Return all the data below as it stands, minus the pictures.

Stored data
· · · · · · ·
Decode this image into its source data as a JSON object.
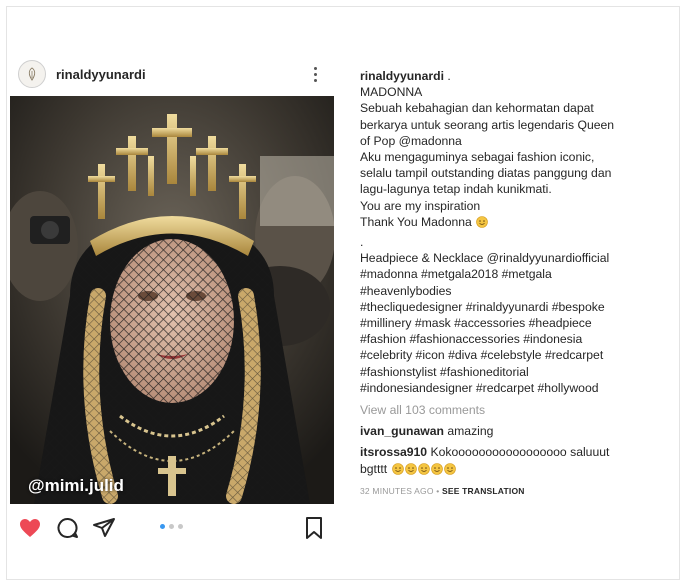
{
  "post": {
    "username": "rinaldyyunardi",
    "watermark": "@mimi.julid",
    "liked": true
  },
  "caption": {
    "username": "rinaldyyunardi",
    "username_suffix": " .",
    "title": "MADONNA",
    "para1_lines": [
      "Sebuah kebahagian dan kehormatan dapat",
      "berkarya untuk seorang artis legendaris Queen",
      "of Pop @madonna"
    ],
    "para2_lines": [
      "Aku mengaguminya sebagai fashion iconic,",
      "selalu tampil outstanding diatas panggung dan",
      "lagu-lagunya tetap indah kunikmati."
    ],
    "inspiration": "You are my inspiration",
    "thanks": "Thank You Madonna",
    "dot": ".",
    "tag_lines": [
      "Headpiece & Necklace @rinaldyyunardiofficial",
      "#madonna #metgala2018 #metgala",
      "#heavenlybodies",
      "#thecliquedesigner #rinaldyyunardi #bespoke",
      "#millinery #mask #accessories #headpiece",
      "#fashion #fashionaccessories #indonesia",
      "#celebrity #icon #diva #celebstyle #redcarpet",
      "#fashionstylist #fashioneditorial",
      "#indonesiandesigner #redcarpet #hollywood"
    ]
  },
  "comments": {
    "view_all": "View all 103 comments",
    "items": [
      {
        "user": "ivan_gunawan",
        "text": "amazing"
      },
      {
        "user": "itsrossa910",
        "text": "Kokooooooooooooooooo saluuut",
        "text2": "bgtttt",
        "emoji_count": 5
      }
    ]
  },
  "footer": {
    "time": "32 MINUTES AGO",
    "separator": " • ",
    "translate": "SEE TRANSLATION"
  },
  "colors": {
    "like": "#ed4956",
    "dot_active": "#3897f0",
    "muted": "#999999"
  },
  "icons": [
    "more-icon",
    "heart-icon",
    "comment-icon",
    "share-icon",
    "bookmark-icon",
    "emoji-smile-icon"
  ]
}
· · · · · · ·
* Task output
Decode this image into its source data as a JSON object.
{
  "post": {
    "username": "rinaldyyunardi",
    "watermark": "@mimi.julid",
    "liked": true
  },
  "caption": {
    "username": "rinaldyyunardi",
    "username_suffix": " .",
    "title": "MADONNA",
    "para1_lines": [
      "Sebuah kebahagian dan kehormatan dapat",
      "berkarya untuk seorang artis legendaris Queen",
      "of Pop @madonna"
    ],
    "para2_lines": [
      "Aku mengaguminya sebagai fashion iconic,",
      "selalu tampil outstanding diatas panggung dan",
      "lagu-lagunya tetap indah kunikmati."
    ],
    "inspiration": "You are my inspiration",
    "thanks": "Thank You Madonna",
    "dot": ".",
    "tag_lines": [
      "Headpiece & Necklace @rinaldyyunardiofficial",
      "#madonna #metgala2018 #metgala",
      "#heavenlybodies",
      "#thecliquedesigner #rinaldyyunardi #bespoke",
      "#millinery #mask #accessories #headpiece",
      "#fashion #fashionaccessories #indonesia",
      "#celebrity #icon #diva #celebstyle #redcarpet",
      "#fashionstylist #fashioneditorial",
      "#indonesiandesigner #redcarpet #hollywood"
    ]
  },
  "comments": {
    "view_all": "View all 103 comments",
    "items": [
      {
        "user": "ivan_gunawan",
        "text": "amazing"
      },
      {
        "user": "itsrossa910",
        "text": "Kokooooooooooooooooo saluuut",
        "text2": "bgtttt",
        "emoji_count": 5
      }
    ]
  },
  "footer": {
    "time": "32 MINUTES AGO",
    "separator": " • ",
    "translate": "SEE TRANSLATION"
  },
  "colors": {
    "like": "#ed4956",
    "dot_active": "#3897f0",
    "muted": "#999999"
  },
  "icons": [
    "more-icon",
    "heart-icon",
    "comment-icon",
    "share-icon",
    "bookmark-icon",
    "emoji-smile-icon"
  ]
}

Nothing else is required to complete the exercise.